**** ENTRIES PROVIDED ****

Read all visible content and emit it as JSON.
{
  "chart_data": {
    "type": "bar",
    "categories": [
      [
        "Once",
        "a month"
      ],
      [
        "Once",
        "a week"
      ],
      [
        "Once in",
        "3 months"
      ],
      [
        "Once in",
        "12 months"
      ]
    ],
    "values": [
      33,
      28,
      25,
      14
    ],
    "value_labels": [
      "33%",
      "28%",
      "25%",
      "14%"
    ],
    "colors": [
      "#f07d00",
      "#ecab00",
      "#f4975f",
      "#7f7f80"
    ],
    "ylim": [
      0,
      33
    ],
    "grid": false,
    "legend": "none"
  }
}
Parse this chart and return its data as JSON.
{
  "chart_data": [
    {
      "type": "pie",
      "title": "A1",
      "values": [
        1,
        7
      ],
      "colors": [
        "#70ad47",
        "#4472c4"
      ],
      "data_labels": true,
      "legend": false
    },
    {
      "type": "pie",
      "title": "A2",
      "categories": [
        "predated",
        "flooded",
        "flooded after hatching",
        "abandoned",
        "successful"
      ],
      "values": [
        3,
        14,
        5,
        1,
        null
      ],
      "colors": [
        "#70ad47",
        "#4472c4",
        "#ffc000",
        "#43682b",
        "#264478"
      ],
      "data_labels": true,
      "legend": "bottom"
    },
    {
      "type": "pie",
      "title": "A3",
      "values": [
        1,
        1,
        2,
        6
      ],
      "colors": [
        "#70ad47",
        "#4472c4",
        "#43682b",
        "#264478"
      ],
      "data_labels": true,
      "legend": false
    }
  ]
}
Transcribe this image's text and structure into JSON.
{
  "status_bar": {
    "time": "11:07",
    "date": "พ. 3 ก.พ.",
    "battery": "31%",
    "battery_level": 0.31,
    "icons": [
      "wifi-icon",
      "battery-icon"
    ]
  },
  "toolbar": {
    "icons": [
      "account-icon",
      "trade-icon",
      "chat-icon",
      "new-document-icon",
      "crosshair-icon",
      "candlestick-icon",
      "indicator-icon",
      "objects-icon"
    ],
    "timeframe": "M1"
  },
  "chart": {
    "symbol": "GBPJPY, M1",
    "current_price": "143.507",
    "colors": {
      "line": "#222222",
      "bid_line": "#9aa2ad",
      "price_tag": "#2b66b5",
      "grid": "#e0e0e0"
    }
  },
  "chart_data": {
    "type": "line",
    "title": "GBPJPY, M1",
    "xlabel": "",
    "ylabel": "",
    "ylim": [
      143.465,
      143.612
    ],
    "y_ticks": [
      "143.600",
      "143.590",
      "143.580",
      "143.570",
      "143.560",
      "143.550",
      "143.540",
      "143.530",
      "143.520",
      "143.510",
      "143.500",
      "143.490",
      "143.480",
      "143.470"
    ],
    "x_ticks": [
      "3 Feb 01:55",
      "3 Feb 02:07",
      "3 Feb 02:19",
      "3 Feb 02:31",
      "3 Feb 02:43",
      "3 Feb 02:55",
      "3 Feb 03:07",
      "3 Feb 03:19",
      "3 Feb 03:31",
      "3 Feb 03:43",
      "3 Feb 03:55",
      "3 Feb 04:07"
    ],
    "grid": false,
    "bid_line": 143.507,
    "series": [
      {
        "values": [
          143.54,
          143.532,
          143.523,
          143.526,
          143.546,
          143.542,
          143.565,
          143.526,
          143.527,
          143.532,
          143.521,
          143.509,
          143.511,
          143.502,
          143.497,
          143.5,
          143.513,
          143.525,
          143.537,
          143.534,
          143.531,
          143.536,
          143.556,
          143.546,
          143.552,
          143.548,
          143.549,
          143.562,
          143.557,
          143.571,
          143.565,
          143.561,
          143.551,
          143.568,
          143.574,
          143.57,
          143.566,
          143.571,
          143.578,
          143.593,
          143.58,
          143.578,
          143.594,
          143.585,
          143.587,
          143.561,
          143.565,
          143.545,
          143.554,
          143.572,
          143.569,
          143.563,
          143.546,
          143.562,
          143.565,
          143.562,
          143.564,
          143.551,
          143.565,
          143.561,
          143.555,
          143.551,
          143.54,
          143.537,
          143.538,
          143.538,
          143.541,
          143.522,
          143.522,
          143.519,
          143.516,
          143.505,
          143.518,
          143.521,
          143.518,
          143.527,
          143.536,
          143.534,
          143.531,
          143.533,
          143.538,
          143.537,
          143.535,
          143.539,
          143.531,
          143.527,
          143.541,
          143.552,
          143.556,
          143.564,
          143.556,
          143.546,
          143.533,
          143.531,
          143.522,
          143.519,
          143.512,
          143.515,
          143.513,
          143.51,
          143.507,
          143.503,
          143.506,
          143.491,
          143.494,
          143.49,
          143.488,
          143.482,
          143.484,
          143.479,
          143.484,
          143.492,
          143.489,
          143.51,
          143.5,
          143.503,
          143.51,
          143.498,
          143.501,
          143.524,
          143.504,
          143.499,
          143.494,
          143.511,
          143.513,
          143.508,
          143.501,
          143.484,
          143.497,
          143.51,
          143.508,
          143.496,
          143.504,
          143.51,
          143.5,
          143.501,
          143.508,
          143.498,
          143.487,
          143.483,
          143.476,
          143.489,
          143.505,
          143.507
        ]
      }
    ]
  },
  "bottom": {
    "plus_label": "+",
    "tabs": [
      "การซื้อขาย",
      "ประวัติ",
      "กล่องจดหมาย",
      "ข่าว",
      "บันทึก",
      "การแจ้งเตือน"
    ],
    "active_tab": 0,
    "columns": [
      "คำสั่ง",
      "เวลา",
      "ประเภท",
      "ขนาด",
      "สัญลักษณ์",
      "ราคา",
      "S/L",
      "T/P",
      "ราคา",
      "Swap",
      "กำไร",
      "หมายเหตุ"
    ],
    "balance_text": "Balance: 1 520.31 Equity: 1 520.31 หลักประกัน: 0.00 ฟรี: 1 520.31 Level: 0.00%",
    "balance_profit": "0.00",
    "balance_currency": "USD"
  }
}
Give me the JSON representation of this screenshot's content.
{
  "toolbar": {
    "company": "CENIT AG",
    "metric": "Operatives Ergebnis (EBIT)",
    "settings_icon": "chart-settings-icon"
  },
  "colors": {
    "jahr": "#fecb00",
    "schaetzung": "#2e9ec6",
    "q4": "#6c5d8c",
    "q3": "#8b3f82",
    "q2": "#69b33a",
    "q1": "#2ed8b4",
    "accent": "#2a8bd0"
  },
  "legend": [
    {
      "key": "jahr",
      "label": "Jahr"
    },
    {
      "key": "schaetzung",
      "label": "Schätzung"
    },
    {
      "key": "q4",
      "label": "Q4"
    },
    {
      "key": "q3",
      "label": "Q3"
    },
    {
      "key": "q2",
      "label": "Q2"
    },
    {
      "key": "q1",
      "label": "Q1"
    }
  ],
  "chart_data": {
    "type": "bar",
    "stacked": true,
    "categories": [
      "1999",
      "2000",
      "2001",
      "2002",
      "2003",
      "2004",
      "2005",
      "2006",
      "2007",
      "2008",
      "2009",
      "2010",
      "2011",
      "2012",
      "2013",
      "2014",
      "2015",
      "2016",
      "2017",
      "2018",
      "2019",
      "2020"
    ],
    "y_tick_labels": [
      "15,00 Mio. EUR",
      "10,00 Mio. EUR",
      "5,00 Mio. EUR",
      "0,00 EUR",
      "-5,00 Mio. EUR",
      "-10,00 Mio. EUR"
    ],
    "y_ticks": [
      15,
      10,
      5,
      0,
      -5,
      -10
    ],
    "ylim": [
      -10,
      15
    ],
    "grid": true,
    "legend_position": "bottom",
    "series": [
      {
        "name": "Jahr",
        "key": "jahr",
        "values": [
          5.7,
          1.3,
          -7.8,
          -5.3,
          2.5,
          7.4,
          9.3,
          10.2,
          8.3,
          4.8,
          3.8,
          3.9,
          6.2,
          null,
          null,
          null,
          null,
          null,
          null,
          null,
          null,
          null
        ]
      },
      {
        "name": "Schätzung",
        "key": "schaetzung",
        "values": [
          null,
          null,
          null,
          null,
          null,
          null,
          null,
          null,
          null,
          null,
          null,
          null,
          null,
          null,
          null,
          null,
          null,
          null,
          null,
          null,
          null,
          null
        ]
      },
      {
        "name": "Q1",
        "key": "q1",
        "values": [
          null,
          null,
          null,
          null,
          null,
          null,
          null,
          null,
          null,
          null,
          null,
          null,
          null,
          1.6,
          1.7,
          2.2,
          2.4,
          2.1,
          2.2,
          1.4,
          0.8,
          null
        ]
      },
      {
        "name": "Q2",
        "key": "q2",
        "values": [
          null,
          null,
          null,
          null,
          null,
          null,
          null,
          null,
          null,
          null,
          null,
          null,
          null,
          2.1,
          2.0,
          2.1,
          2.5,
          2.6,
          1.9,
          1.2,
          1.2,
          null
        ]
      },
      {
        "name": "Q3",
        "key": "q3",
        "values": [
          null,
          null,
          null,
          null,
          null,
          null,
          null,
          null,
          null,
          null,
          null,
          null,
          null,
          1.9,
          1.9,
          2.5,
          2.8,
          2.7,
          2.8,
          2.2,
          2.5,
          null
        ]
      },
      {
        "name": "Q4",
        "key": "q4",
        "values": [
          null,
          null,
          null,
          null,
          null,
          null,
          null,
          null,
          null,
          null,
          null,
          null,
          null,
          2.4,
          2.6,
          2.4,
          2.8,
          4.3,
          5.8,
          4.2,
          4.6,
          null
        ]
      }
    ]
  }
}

****

State, as a number only, how many lines in the entries include "JSON".

TASK RESPONSE:
4